◆ RAW DATA:

★ ★ ★ ★ ★ ★ ★

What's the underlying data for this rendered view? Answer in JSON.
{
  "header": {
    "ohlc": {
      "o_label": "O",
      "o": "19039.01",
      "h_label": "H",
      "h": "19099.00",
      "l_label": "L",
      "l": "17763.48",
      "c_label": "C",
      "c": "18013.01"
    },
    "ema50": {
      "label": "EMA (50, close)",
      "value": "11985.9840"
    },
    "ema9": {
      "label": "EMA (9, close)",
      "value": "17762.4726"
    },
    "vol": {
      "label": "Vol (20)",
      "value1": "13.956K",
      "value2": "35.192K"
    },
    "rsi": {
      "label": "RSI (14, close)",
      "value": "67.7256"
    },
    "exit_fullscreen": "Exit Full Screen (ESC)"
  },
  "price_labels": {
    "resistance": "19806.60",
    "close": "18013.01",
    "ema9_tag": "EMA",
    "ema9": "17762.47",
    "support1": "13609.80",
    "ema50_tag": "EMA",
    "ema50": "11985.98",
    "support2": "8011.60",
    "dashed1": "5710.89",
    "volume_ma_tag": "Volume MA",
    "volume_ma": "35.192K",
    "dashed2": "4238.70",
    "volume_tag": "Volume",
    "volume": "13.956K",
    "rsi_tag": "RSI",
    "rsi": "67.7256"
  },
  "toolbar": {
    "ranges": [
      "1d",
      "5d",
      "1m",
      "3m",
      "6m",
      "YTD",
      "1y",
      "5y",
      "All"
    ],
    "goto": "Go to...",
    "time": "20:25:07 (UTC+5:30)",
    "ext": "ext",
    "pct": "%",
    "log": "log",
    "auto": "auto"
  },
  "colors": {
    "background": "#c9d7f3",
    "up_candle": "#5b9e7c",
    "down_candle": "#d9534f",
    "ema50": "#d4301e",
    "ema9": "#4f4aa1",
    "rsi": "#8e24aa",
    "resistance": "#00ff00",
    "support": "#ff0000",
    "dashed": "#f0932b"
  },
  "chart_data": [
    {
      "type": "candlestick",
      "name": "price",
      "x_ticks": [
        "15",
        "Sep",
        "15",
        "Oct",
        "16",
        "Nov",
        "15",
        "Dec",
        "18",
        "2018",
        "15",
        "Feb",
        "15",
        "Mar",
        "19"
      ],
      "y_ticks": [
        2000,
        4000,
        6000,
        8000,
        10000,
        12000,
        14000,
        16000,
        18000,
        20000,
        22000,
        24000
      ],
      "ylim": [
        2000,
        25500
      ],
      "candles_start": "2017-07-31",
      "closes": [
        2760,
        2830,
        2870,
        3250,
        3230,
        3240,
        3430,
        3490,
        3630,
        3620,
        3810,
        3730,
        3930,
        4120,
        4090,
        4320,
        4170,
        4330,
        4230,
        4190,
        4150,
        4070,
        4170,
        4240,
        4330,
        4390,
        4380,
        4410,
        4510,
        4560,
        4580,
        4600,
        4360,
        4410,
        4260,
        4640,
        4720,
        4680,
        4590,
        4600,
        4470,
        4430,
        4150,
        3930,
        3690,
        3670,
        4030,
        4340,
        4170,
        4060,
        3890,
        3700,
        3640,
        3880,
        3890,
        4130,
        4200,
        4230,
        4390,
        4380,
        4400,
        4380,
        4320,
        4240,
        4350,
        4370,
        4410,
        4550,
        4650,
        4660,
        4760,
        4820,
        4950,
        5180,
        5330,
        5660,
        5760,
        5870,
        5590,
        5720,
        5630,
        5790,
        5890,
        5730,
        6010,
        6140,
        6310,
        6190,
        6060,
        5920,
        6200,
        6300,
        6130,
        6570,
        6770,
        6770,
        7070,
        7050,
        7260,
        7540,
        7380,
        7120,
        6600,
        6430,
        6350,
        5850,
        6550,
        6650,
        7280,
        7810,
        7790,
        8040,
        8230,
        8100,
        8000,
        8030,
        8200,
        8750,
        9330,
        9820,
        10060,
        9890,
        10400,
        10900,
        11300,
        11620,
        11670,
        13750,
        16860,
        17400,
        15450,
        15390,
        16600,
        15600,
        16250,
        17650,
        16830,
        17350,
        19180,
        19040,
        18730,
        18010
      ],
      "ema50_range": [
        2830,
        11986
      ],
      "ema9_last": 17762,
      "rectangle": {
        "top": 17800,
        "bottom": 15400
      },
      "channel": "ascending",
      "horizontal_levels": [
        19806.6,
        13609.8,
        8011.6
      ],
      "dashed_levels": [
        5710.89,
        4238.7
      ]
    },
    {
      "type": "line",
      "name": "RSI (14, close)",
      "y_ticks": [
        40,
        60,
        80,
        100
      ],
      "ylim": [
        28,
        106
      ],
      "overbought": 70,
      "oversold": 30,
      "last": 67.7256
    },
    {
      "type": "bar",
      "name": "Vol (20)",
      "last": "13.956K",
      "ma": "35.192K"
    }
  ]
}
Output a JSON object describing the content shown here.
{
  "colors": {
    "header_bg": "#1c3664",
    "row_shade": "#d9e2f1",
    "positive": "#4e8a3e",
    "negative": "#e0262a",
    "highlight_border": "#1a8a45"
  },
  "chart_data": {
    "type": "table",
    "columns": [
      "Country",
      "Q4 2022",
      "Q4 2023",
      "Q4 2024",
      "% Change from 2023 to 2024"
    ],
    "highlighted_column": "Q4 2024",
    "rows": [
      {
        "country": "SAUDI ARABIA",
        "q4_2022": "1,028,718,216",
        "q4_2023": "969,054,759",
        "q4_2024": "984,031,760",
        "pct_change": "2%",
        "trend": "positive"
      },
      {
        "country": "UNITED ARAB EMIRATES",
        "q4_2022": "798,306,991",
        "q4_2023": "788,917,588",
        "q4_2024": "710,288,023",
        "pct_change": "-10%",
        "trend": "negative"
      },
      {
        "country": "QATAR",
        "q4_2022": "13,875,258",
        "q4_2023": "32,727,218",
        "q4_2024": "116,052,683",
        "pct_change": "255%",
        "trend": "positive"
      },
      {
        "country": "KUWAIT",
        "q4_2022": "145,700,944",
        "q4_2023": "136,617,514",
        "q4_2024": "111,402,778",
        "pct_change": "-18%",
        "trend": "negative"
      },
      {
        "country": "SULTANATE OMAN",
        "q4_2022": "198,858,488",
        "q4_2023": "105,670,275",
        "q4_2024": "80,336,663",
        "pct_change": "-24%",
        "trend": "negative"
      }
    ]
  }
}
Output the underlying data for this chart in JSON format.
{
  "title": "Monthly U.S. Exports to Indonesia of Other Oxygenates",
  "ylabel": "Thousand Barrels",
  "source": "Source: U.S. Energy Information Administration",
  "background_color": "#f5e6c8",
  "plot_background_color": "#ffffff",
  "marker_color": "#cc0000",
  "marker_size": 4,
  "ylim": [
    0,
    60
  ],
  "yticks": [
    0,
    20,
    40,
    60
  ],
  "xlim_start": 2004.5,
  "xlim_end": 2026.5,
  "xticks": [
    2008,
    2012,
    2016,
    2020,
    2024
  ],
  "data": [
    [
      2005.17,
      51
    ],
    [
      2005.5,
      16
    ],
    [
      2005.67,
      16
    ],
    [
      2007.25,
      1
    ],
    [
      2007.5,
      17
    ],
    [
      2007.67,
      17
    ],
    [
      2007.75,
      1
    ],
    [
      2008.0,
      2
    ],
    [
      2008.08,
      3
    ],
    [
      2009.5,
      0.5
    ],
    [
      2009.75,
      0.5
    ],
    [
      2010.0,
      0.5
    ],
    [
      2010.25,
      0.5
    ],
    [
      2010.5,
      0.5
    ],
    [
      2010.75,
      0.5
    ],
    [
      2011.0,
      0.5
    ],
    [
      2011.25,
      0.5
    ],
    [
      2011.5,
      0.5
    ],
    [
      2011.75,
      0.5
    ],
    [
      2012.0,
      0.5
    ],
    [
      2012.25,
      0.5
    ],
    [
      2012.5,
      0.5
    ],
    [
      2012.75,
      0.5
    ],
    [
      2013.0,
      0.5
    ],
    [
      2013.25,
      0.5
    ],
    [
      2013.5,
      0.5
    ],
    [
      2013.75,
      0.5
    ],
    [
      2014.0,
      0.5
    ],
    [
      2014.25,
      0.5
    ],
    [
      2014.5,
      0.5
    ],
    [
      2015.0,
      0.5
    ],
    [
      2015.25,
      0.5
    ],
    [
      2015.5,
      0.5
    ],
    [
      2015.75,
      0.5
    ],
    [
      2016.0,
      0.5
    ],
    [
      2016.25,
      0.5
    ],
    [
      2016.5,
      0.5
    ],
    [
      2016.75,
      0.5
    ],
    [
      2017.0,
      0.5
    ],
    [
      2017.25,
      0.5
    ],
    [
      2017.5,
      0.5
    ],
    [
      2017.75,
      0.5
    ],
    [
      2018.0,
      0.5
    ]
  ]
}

★ ★ ★ ★ ★ ★ ★

◆ EXERCISE AIM:
Find the string "underlying" in the records, then copy each line where it occurs.

◆ THE OUTPUT:
What's the underlying data for this rendered view? Answer in JSON.
Output the underlying data for this chart in JSON format.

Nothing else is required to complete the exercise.